• Given entries
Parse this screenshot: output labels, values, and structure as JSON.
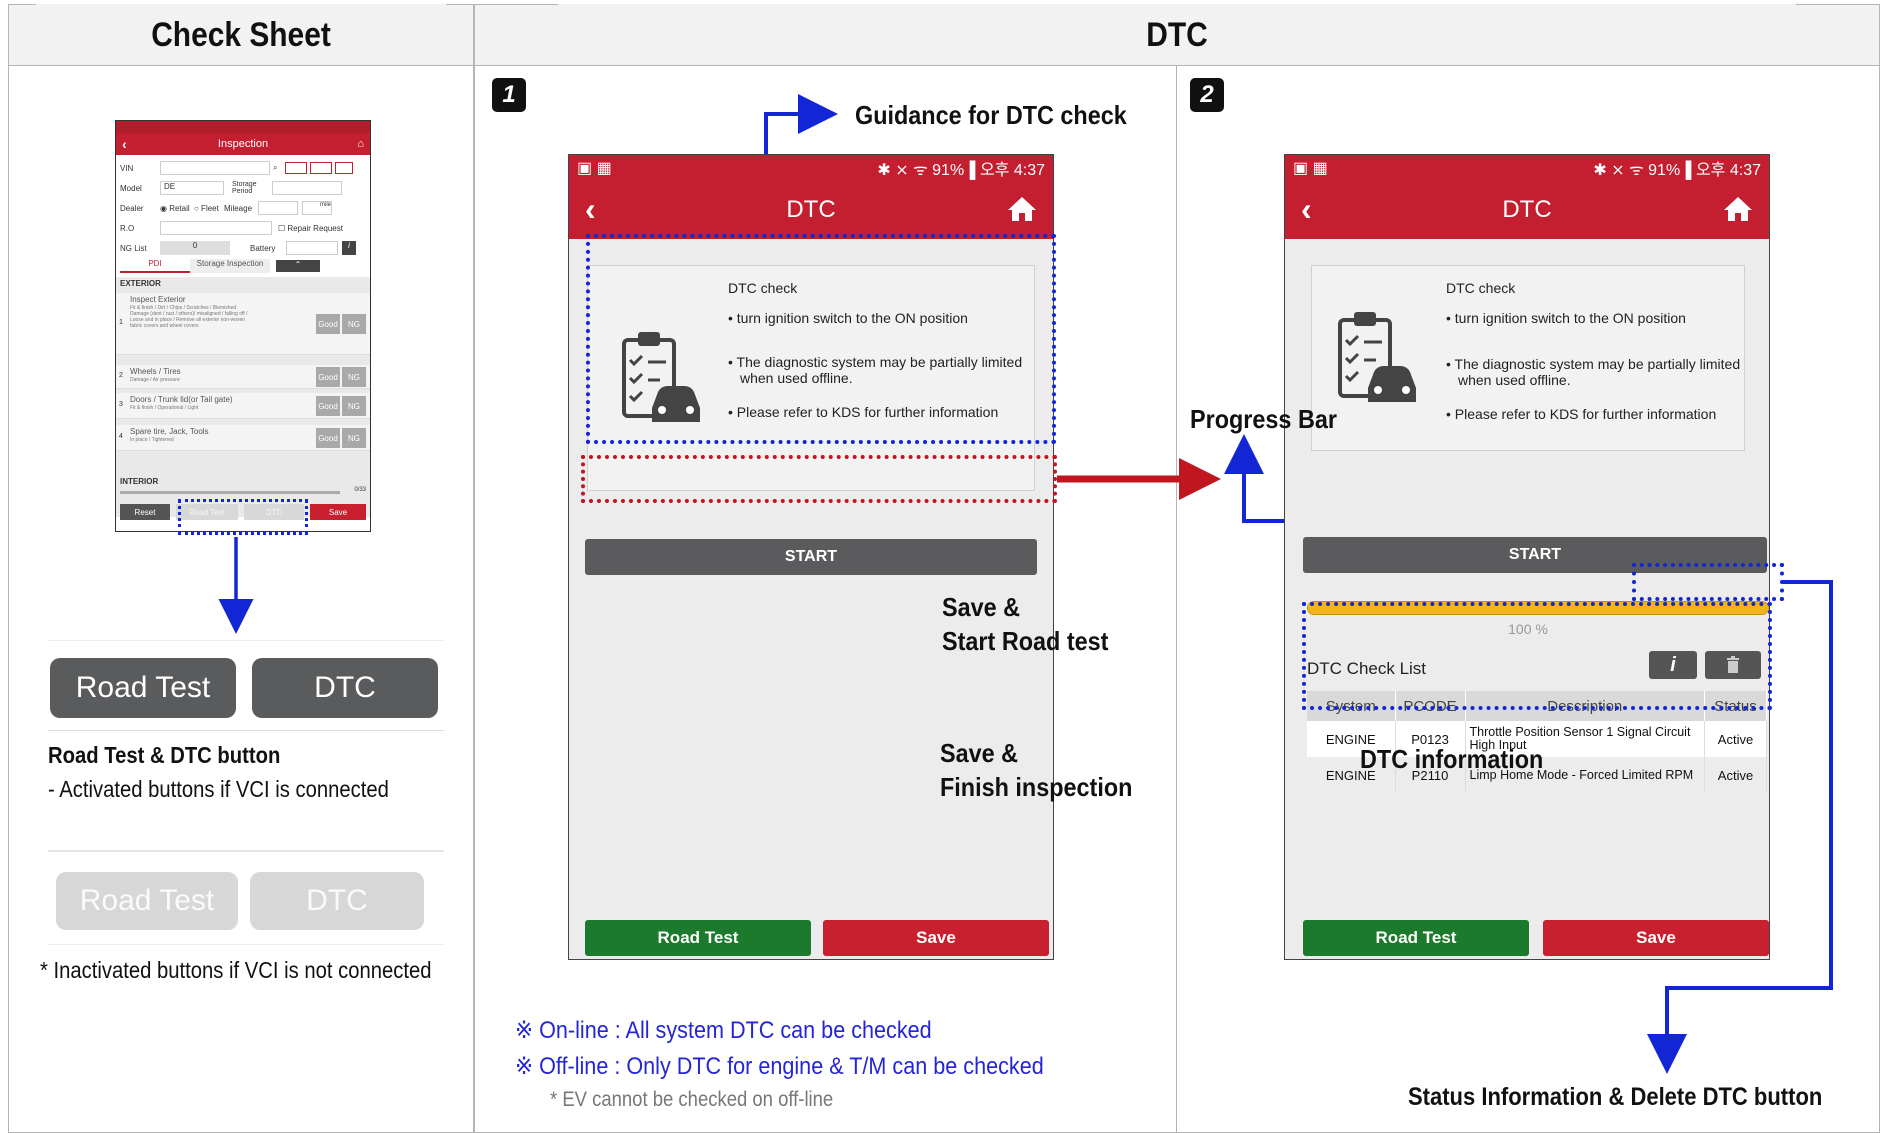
{
  "headers": {
    "check_sheet": "Check Sheet",
    "dtc": "DTC"
  },
  "steps": {
    "one": "1",
    "two": "2"
  },
  "phone": {
    "status_right": "✱ ⨯ ᯤ 91%▐ 오후 4:37",
    "title": "DTC",
    "dtc_check_title": "DTC check",
    "bullets": [
      "turn ignition switch to the ON position",
      "The diagnostic system may be partially limited when used offline.",
      "Please refer to KDS for further information"
    ],
    "start": "START",
    "road_test": "Road Test",
    "save": "Save",
    "progress_label": "100 %",
    "progress_value": 1.0,
    "check_list_title": "DTC Check List",
    "table_headers": [
      "System",
      "PCODE",
      "Description",
      "Status"
    ],
    "table_rows": [
      [
        "ENGINE",
        "P0123",
        "Throttle Position Sensor 1 Signal Circuit High Input",
        "Active"
      ],
      [
        "ENGINE",
        "P2110",
        "Limp Home Mode - Forced Limited RPM",
        "Active"
      ]
    ]
  },
  "callouts": {
    "guidance": "Guidance for DTC check",
    "save_road_1": "Save &",
    "save_road_2": "Start Road test",
    "save_finish_1": "Save &",
    "save_finish_2": "Finish inspection",
    "progress_bar": "Progress Bar",
    "dtc_information": "DTC information",
    "status_info": "Status Information & Delete DTC button"
  },
  "notes": {
    "online": "※ On-line : All system DTC can be checked",
    "offline": "※ Off-line : Only DTC  for engine & T/M can be checked",
    "ev": "* EV cannot be checked on off-line"
  },
  "check_sheet": {
    "active_road_test": "Road Test",
    "active_dtc": "DTC",
    "buttons_title": "Road Test & DTC button",
    "buttons_desc": "- Activated buttons if VCI is connected",
    "inactive_road_test": "Road Test",
    "inactive_dtc": "DTC",
    "inactive_note": "* Inactivated buttons if  VCI is not connected",
    "mini": {
      "title": "Inspection",
      "vin": "VIN",
      "model": "Model",
      "model_val": "DE",
      "storage": "Storage Period",
      "dealer": "Dealer",
      "retail": "◉ Retail",
      "fleet": "○ Fleet",
      "mileage": "Mileage",
      "unit": "mile",
      "ro": "R.O",
      "repair": "☐ Repair Request",
      "ng_list": "NG List",
      "ng_val": "0",
      "battery": "Battery",
      "tab_pdi": "PDI",
      "tab_storage": "Storage Inspection",
      "exterior": "EXTERIOR",
      "items": [
        {
          "n": "1",
          "title": "Inspect Exterior",
          "sub": "Fit & finish / Dirt / Chips / Scratches / Blemished Damage (dent / rust / others)/ misaligned / falling off / Loose and in place / Remove all exterior non-woven fabric covers and wheel covers"
        },
        {
          "n": "2",
          "title": "Wheels / Tires",
          "sub": "Damage / Air pressure"
        },
        {
          "n": "3",
          "title": "Doors / Trunk lid(or Tail gate)",
          "sub": "Fit & finish / Operational / Light"
        },
        {
          "n": "4",
          "title": "Spare tire, Jack, Tools",
          "sub": "In place / Tightened"
        }
      ],
      "good": "Good",
      "ng": "NG",
      "interior": "INTERIOR",
      "count": "0/33",
      "reset": "Reset",
      "road_test": "Road Test",
      "dtc": "DTC",
      "save": "Save"
    }
  },
  "colors": {
    "brand_red": "#c31f30",
    "green": "#1b7a2b",
    "blue": "#1226d6",
    "arrow_red": "#c0161f",
    "progress": "#f2b41c"
  }
}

• Short problem
Extract the text of all the records above verbatim, excluding pictures.

• Task response
Parse this screenshot: output labels, values, and structure as JSON.
{
  "headers": {
    "check_sheet": "Check Sheet",
    "dtc": "DTC"
  },
  "steps": {
    "one": "1",
    "two": "2"
  },
  "phone": {
    "status_right": "✱ ⨯ ᯤ 91%▐ 오후 4:37",
    "title": "DTC",
    "dtc_check_title": "DTC check",
    "bullets": [
      "turn ignition switch to the ON position",
      "The diagnostic system may be partially limited when used offline.",
      "Please refer to KDS for further information"
    ],
    "start": "START",
    "road_test": "Road Test",
    "save": "Save",
    "progress_label": "100 %",
    "progress_value": 1.0,
    "check_list_title": "DTC Check List",
    "table_headers": [
      "System",
      "PCODE",
      "Description",
      "Status"
    ],
    "table_rows": [
      [
        "ENGINE",
        "P0123",
        "Throttle Position Sensor 1 Signal Circuit High Input",
        "Active"
      ],
      [
        "ENGINE",
        "P2110",
        "Limp Home Mode - Forced Limited RPM",
        "Active"
      ]
    ]
  },
  "callouts": {
    "guidance": "Guidance for DTC check",
    "save_road_1": "Save &",
    "save_road_2": "Start Road test",
    "save_finish_1": "Save &",
    "save_finish_2": "Finish inspection",
    "progress_bar": "Progress Bar",
    "dtc_information": "DTC information",
    "status_info": "Status Information & Delete DTC button"
  },
  "notes": {
    "online": "※ On-line : All system DTC can be checked",
    "offline": "※ Off-line : Only DTC  for engine & T/M can be checked",
    "ev": "* EV cannot be checked on off-line"
  },
  "check_sheet": {
    "active_road_test": "Road Test",
    "active_dtc": "DTC",
    "buttons_title": "Road Test & DTC button",
    "buttons_desc": "- Activated buttons if VCI is connected",
    "inactive_road_test": "Road Test",
    "inactive_dtc": "DTC",
    "inactive_note": "* Inactivated buttons if  VCI is not connected",
    "mini": {
      "title": "Inspection",
      "vin": "VIN",
      "model": "Model",
      "model_val": "DE",
      "storage": "Storage Period",
      "dealer": "Dealer",
      "retail": "◉ Retail",
      "fleet": "○ Fleet",
      "mileage": "Mileage",
      "unit": "mile",
      "ro": "R.O",
      "repair": "☐ Repair Request",
      "ng_list": "NG List",
      "ng_val": "0",
      "battery": "Battery",
      "tab_pdi": "PDI",
      "tab_storage": "Storage Inspection",
      "exterior": "EXTERIOR",
      "items": [
        {
          "n": "1",
          "title": "Inspect Exterior",
          "sub": "Fit & finish / Dirt / Chips / Scratches / Blemished Damage (dent / rust / others)/ misaligned / falling off / Loose and in place / Remove all exterior non-woven fabric covers and wheel covers"
        },
        {
          "n": "2",
          "title": "Wheels / Tires",
          "sub": "Damage / Air pressure"
        },
        {
          "n": "3",
          "title": "Doors / Trunk lid(or Tail gate)",
          "sub": "Fit & finish / Operational / Light"
        },
        {
          "n": "4",
          "title": "Spare tire, Jack, Tools",
          "sub": "In place / Tightened"
        }
      ],
      "good": "Good",
      "ng": "NG",
      "interior": "INTERIOR",
      "count": "0/33",
      "reset": "Reset",
      "road_test": "Road Test",
      "dtc": "DTC",
      "save": "Save"
    }
  },
  "colors": {
    "brand_red": "#c31f30",
    "green": "#1b7a2b",
    "blue": "#1226d6",
    "arrow_red": "#c0161f",
    "progress": "#f2b41c"
  }
}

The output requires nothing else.